>> begin Input data

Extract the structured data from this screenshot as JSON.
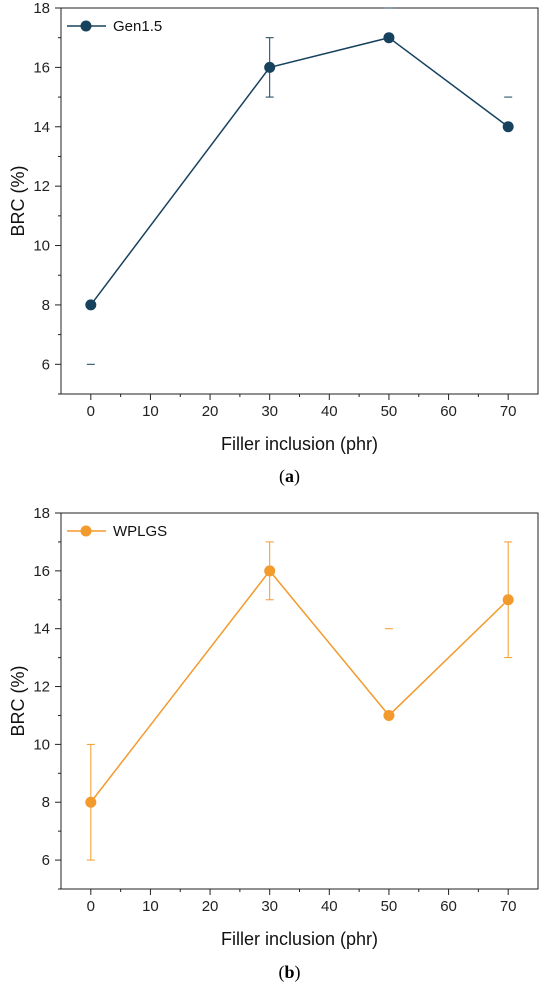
{
  "chart_data": [
    {
      "type": "line",
      "panel_label": "a",
      "xlabel": "Filler inclusion (phr)",
      "ylabel": "BRC (%)",
      "xlim": [
        -5,
        75
      ],
      "ylim": [
        5,
        18
      ],
      "xticks": [
        0,
        10,
        20,
        30,
        40,
        50,
        60,
        70
      ],
      "yticks": [
        6,
        8,
        10,
        12,
        14,
        16,
        18
      ],
      "grid": false,
      "legend_position": "top-left",
      "series": [
        {
          "name": "Gen1.5",
          "color": "#17425e",
          "marker": "circle",
          "x": [
            0,
            30,
            50,
            70
          ],
          "y": [
            8,
            16,
            17,
            14
          ],
          "error_low": [
            6,
            15,
            18,
            15
          ],
          "error_high": [
            6,
            17,
            18,
            15
          ]
        }
      ]
    },
    {
      "type": "line",
      "panel_label": "b",
      "xlabel": "Filler inclusion (phr)",
      "ylabel": "BRC (%)",
      "xlim": [
        -5,
        75
      ],
      "ylim": [
        5,
        18
      ],
      "xticks": [
        0,
        10,
        20,
        30,
        40,
        50,
        60,
        70
      ],
      "yticks": [
        6,
        8,
        10,
        12,
        14,
        16,
        18
      ],
      "grid": false,
      "legend_position": "top-left",
      "series": [
        {
          "name": "WPLGS",
          "color": "#f39a2c",
          "marker": "circle",
          "x": [
            0,
            30,
            50,
            70
          ],
          "y": [
            8,
            16,
            11,
            15
          ],
          "error_low": [
            6,
            15,
            14,
            13
          ],
          "error_high": [
            10,
            17,
            14,
            17
          ]
        }
      ]
    }
  ]
}
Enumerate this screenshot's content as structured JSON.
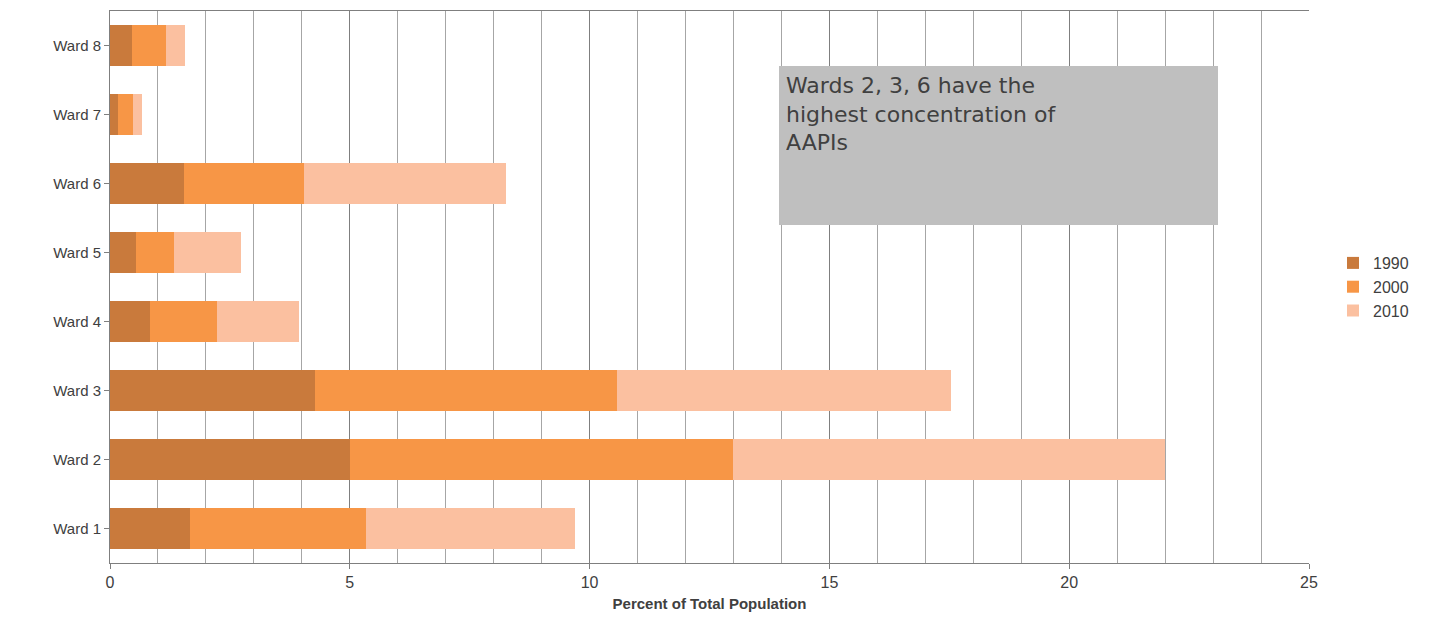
{
  "chart_data": {
    "type": "bar",
    "orientation": "horizontal",
    "stacked": true,
    "categories": [
      "Ward 1",
      "Ward 2",
      "Ward 3",
      "Ward 4",
      "Ward 5",
      "Ward 6",
      "Ward 7",
      "Ward 8"
    ],
    "series": [
      {
        "name": "1990",
        "color": "#c97a3c",
        "values": [
          1.67,
          5.0,
          4.28,
          0.84,
          0.54,
          1.55,
          0.17,
          0.46
        ]
      },
      {
        "name": "2000",
        "color": "#f79646",
        "values": [
          3.67,
          8.0,
          6.3,
          1.4,
          0.8,
          2.5,
          0.3,
          0.7
        ]
      },
      {
        "name": "2010",
        "color": "#fbc0a0",
        "values": [
          4.35,
          9.0,
          6.95,
          1.7,
          1.4,
          4.2,
          0.2,
          0.4
        ]
      }
    ],
    "x_label": "Percent of Total Population",
    "xlim": [
      0,
      25
    ],
    "xticks": [
      0,
      5,
      10,
      15,
      20,
      25
    ],
    "grid": true,
    "legend": "right",
    "annotations": [
      "Wards 2, 3, 6 have the highest concentration of AAPIs"
    ]
  }
}
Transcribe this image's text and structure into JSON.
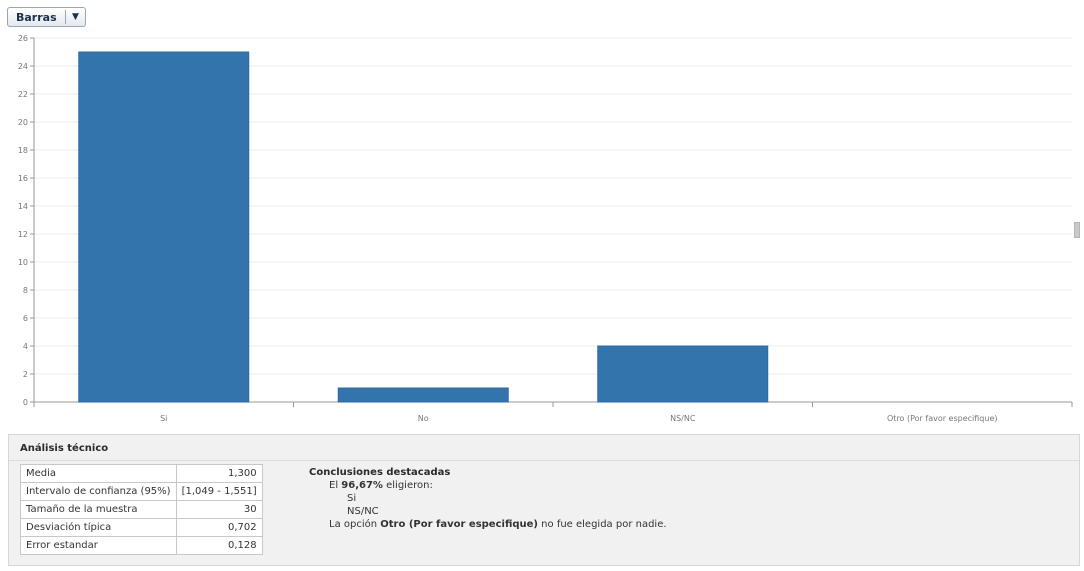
{
  "chart_type_select": {
    "label": "Barras",
    "arrow": "▼"
  },
  "chart_data": {
    "type": "bar",
    "categories": [
      "Si",
      "No",
      "NS/NC",
      "Otro (Por favor especifique)"
    ],
    "values": [
      25,
      1,
      4,
      0
    ],
    "title": "",
    "xlabel": "",
    "ylabel": "",
    "ylim": [
      0,
      26
    ],
    "yticks": [
      0,
      2,
      4,
      6,
      8,
      10,
      12,
      14,
      16,
      18,
      20,
      22,
      24,
      26
    ],
    "grid": true,
    "bar_color": "#3474ad"
  },
  "analysis": {
    "title": "Análisis técnico",
    "stats": [
      {
        "label": "Media",
        "value": "1,300"
      },
      {
        "label": "Intervalo de confianza (95%)",
        "value": "[1,049 - 1,551]"
      },
      {
        "label": "Tamaño de la muestra",
        "value": "30"
      },
      {
        "label": "Desviación típica",
        "value": "0,702"
      },
      {
        "label": "Error estandar",
        "value": "0,128"
      }
    ],
    "conclusions": {
      "title": "Conclusiones destacadas",
      "line1_pre": "El ",
      "line1_bold": "96,67%",
      "line1_post": " eligieron:",
      "options": [
        "Si",
        "NS/NC"
      ],
      "line2_pre": "La opción ",
      "line2_bold": "Otro (Por favor especifique)",
      "line2_post": " no fue elegida por nadie."
    }
  }
}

>> end Input data

Work to be completed:
Scan the records for the string "Otro". Copy each line in which it appears.

Written reply:
      "Otro (Por favor especifique)"
      "line2_bold": "Otro (Por favor especifique)",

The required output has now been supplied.